_Problem to solve_: From the entries below, gather each line containing the word "lodging".

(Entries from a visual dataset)
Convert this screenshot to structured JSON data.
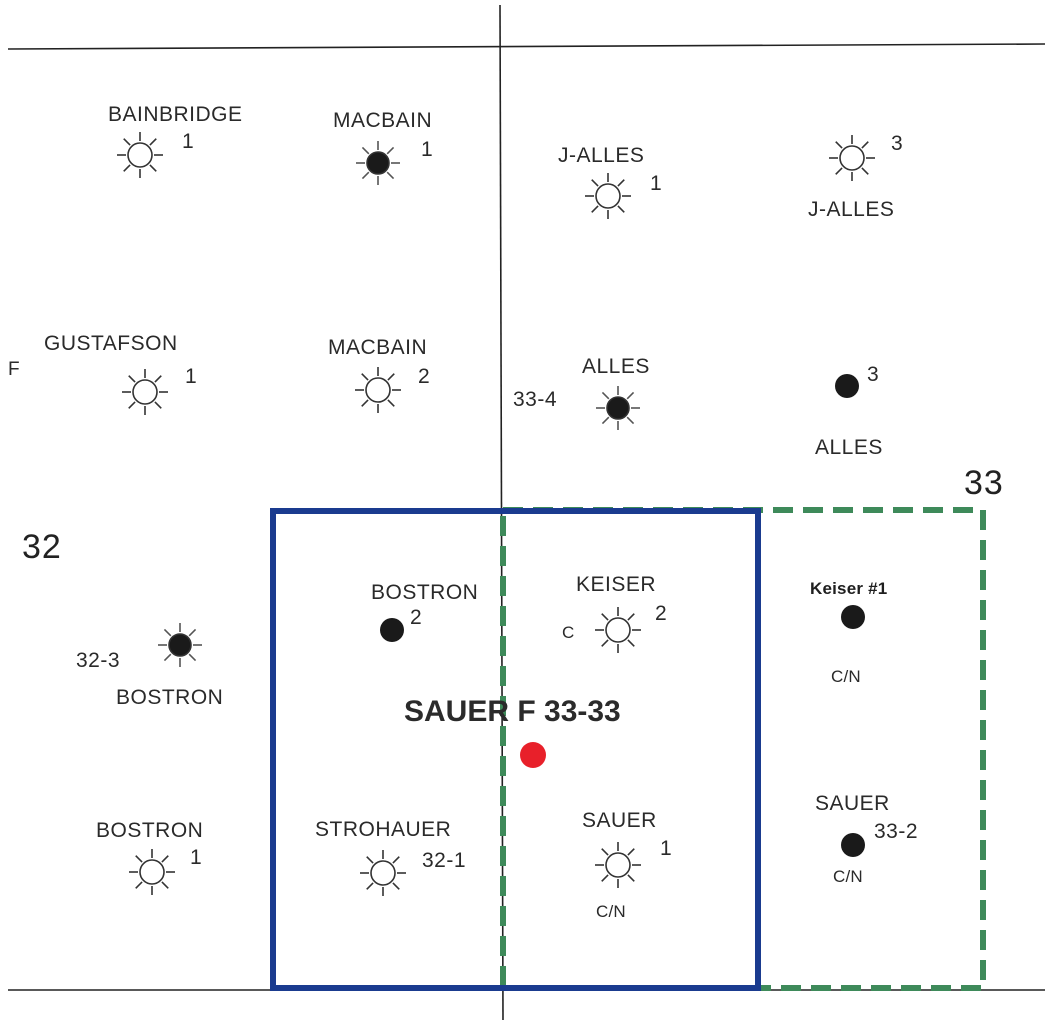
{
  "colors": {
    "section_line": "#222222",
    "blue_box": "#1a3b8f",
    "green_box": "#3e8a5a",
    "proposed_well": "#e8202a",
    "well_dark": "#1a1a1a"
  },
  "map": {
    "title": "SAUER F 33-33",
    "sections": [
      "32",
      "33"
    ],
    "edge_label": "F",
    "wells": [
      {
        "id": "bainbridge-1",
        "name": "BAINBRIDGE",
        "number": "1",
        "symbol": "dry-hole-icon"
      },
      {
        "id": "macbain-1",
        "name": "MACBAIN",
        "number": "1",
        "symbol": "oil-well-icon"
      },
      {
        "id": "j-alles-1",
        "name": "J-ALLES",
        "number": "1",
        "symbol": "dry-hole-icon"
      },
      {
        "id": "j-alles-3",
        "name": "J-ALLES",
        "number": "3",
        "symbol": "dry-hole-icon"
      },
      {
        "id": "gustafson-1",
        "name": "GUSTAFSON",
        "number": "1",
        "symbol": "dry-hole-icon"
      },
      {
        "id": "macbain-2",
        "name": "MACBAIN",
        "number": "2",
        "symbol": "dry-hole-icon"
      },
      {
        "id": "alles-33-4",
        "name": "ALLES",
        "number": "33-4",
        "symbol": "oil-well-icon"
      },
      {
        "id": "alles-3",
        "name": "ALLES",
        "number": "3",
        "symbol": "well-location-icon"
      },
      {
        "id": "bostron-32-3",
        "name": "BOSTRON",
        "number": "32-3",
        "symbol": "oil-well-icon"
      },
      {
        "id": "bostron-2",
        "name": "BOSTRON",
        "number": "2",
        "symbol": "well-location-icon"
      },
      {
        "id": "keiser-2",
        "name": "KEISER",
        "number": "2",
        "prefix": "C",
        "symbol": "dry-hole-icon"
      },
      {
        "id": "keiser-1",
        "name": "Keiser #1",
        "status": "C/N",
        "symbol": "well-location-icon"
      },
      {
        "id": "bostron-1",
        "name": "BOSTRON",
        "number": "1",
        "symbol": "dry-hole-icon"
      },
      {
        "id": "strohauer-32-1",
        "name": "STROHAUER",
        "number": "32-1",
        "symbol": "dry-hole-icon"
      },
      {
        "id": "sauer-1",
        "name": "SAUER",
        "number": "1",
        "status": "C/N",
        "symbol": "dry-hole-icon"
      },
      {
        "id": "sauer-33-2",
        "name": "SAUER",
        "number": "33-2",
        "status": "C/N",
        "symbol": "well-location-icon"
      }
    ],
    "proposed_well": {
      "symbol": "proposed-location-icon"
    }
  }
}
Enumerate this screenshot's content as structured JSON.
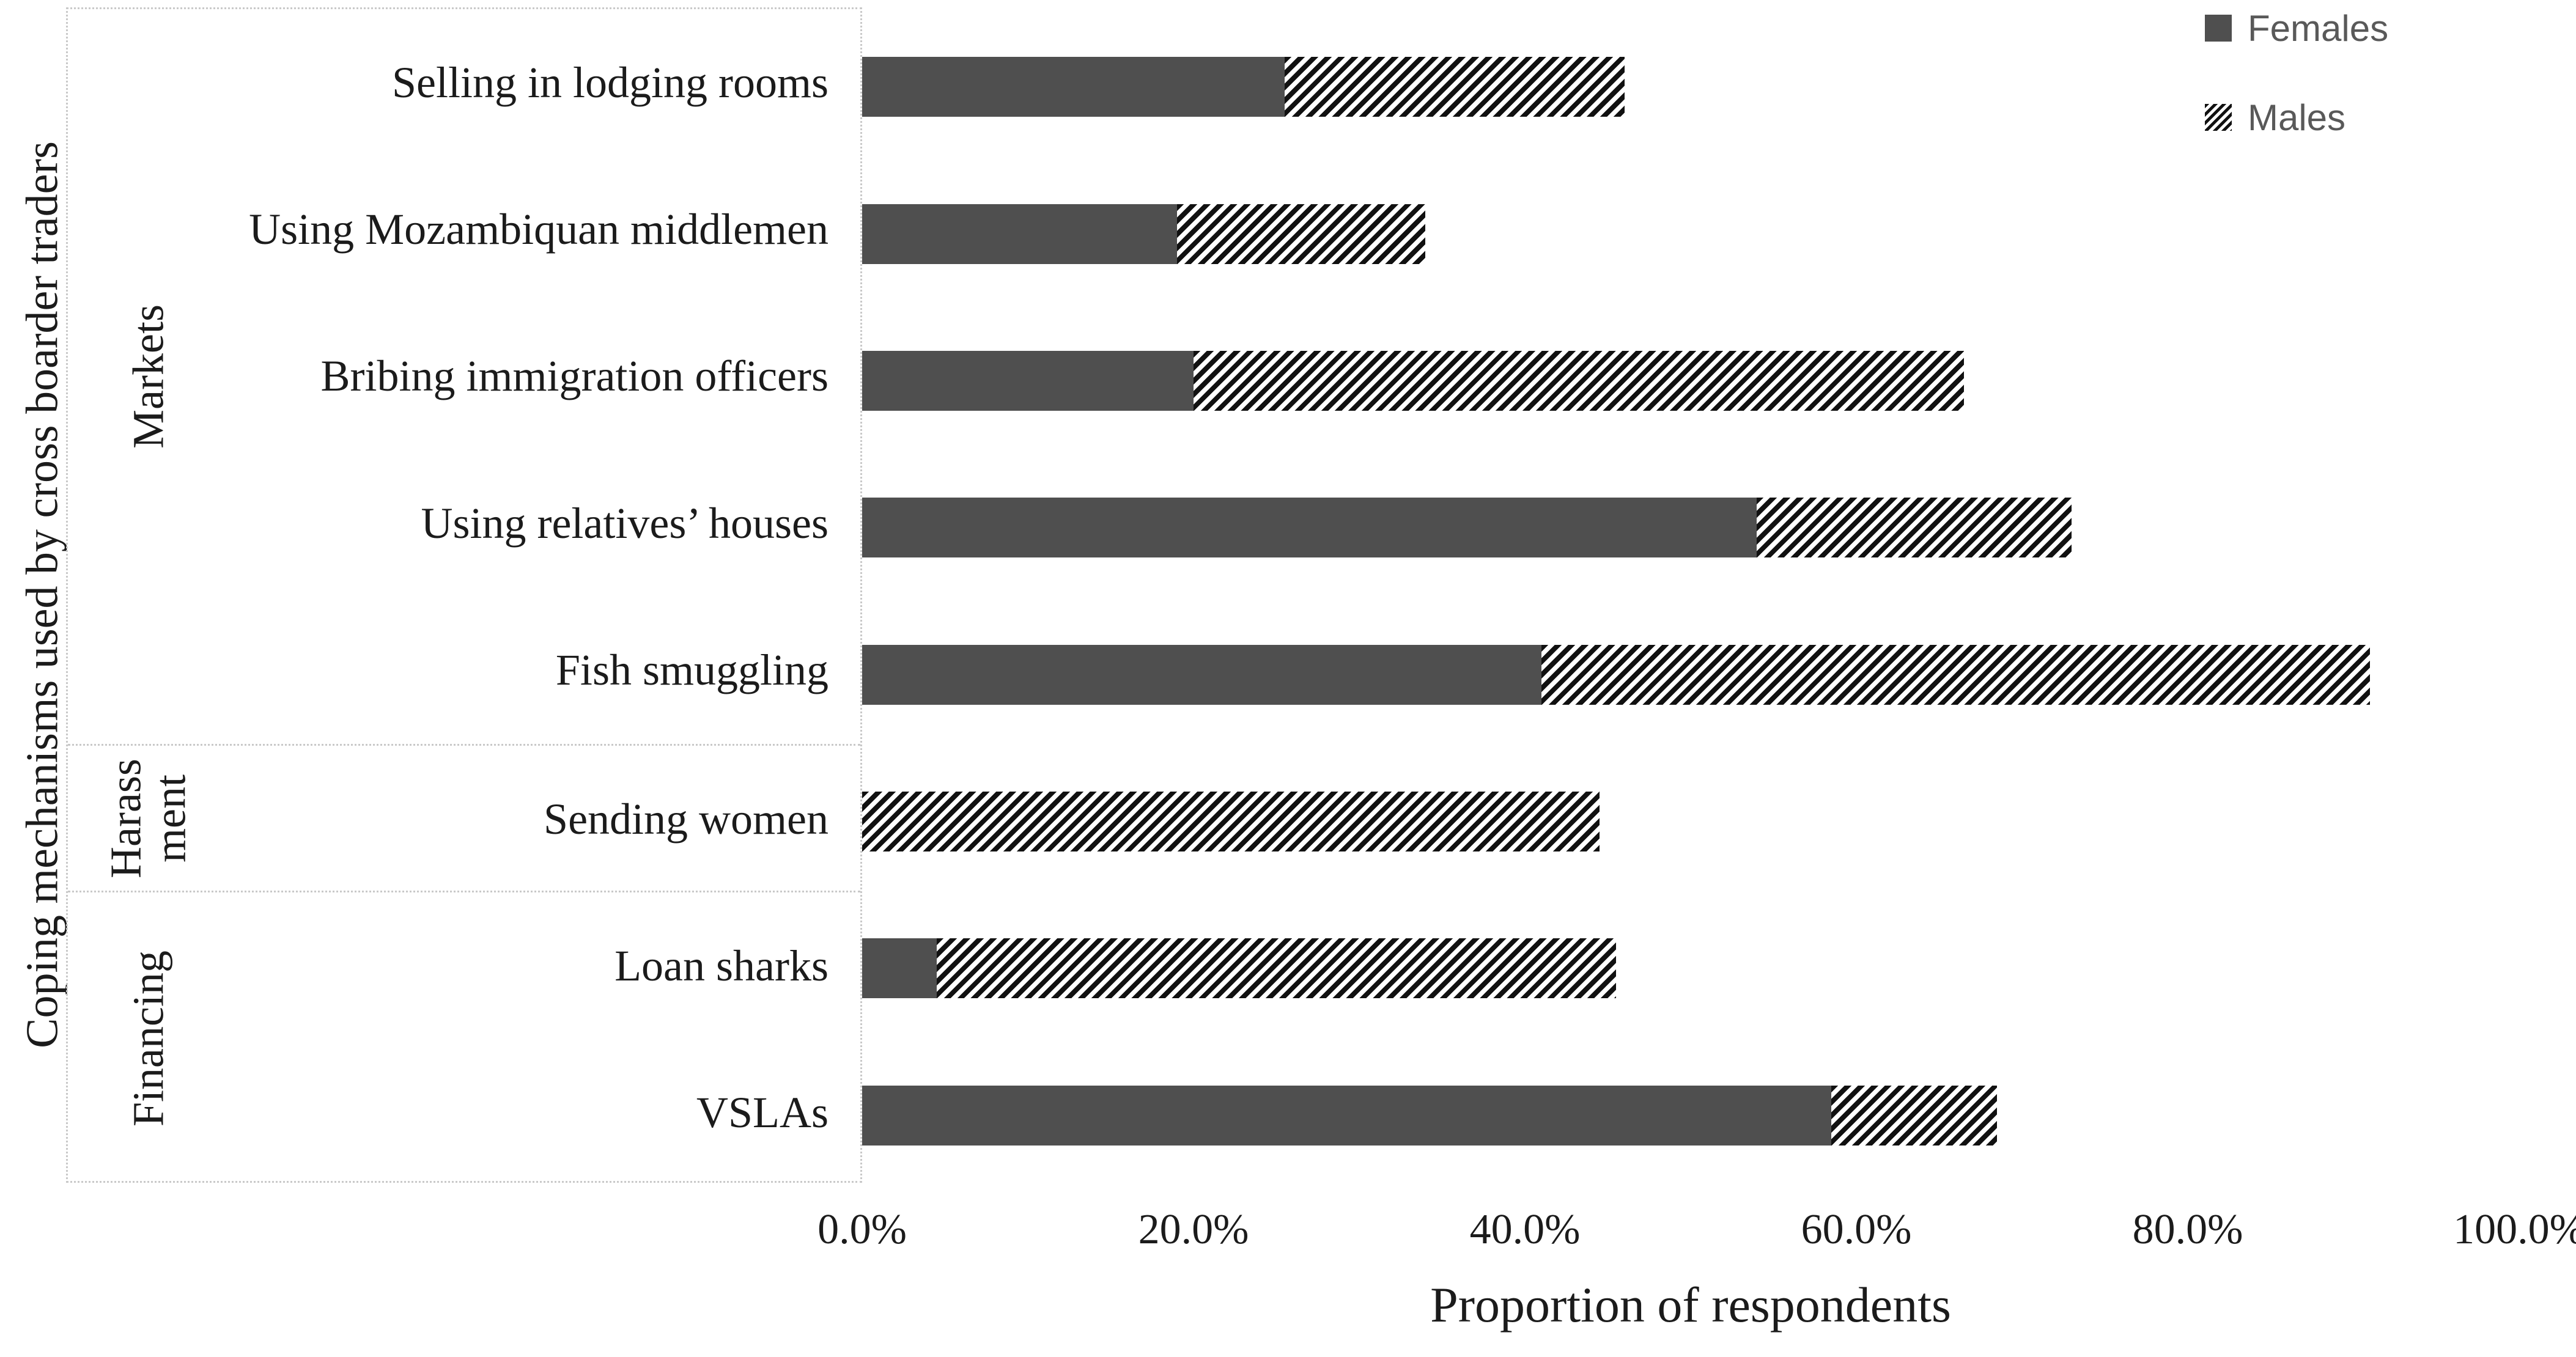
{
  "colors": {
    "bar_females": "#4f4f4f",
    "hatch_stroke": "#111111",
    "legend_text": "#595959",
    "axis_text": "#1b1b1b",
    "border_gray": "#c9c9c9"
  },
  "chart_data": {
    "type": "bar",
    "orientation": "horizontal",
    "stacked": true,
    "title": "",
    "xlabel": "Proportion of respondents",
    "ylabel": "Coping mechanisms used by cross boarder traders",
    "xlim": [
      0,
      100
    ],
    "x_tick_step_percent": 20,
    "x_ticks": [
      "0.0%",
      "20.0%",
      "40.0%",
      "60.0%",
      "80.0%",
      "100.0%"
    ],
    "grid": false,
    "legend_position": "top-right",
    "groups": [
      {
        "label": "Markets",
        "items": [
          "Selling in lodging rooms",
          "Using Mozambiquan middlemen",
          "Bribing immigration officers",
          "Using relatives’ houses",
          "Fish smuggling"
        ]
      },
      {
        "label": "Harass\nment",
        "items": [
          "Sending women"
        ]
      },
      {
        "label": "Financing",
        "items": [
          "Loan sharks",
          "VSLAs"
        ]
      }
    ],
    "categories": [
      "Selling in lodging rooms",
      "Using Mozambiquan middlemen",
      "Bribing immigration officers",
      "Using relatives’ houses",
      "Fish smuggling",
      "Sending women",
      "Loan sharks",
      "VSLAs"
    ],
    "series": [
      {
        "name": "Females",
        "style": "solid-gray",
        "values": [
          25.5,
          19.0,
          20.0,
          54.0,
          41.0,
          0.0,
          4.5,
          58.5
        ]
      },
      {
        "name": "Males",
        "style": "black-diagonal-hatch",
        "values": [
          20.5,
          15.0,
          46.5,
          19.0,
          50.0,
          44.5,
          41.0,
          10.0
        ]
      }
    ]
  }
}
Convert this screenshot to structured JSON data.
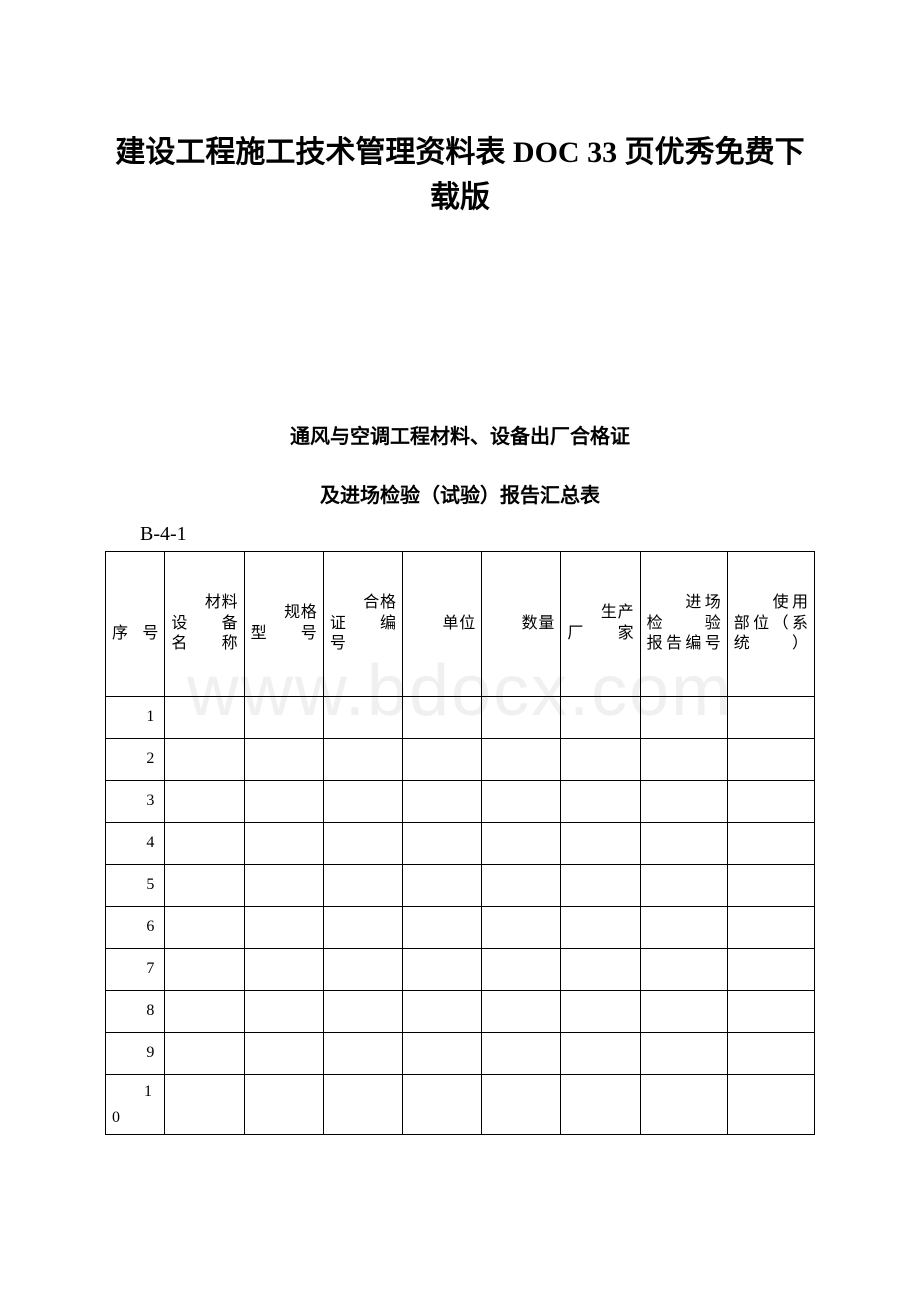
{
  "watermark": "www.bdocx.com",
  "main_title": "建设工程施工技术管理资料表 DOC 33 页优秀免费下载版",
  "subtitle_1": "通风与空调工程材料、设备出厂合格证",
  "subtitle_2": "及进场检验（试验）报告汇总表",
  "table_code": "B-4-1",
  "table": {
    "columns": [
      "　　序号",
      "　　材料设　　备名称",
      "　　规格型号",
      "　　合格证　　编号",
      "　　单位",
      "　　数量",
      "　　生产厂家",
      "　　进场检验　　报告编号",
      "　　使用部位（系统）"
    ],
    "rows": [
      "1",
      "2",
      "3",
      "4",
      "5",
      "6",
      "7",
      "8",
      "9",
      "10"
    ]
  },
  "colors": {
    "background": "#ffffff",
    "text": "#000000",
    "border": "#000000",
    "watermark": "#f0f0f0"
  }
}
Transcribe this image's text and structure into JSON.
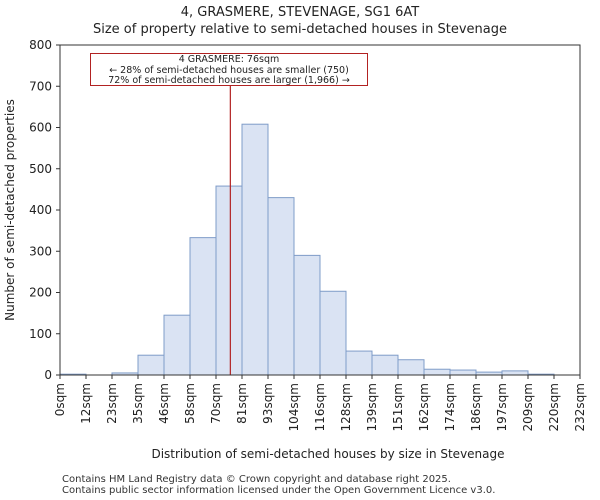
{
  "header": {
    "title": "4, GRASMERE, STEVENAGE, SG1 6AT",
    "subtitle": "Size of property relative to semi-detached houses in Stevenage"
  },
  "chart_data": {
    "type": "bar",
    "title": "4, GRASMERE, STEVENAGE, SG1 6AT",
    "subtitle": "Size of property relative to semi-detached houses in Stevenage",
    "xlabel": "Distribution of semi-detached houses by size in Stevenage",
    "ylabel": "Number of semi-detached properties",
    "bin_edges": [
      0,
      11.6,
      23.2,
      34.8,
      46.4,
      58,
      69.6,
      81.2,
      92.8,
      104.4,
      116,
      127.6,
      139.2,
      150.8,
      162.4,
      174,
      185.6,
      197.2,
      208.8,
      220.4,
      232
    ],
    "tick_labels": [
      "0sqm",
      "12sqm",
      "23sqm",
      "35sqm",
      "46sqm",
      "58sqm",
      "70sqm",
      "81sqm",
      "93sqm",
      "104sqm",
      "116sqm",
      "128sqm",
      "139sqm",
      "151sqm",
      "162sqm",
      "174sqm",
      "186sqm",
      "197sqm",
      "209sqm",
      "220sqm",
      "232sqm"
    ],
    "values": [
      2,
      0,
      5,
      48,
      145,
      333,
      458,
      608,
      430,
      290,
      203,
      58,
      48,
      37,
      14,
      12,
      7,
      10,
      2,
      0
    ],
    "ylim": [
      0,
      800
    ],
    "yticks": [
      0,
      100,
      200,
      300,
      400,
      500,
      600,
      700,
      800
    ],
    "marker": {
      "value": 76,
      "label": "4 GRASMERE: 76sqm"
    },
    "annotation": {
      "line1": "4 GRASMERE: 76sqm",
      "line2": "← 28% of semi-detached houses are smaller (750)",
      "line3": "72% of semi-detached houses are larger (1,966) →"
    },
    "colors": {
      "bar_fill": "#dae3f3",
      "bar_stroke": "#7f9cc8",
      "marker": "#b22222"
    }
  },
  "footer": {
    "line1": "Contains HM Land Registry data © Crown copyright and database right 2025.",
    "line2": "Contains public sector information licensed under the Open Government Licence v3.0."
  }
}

_Response_:
          "Selling in lodging rooms",
      "Selling in lodging rooms",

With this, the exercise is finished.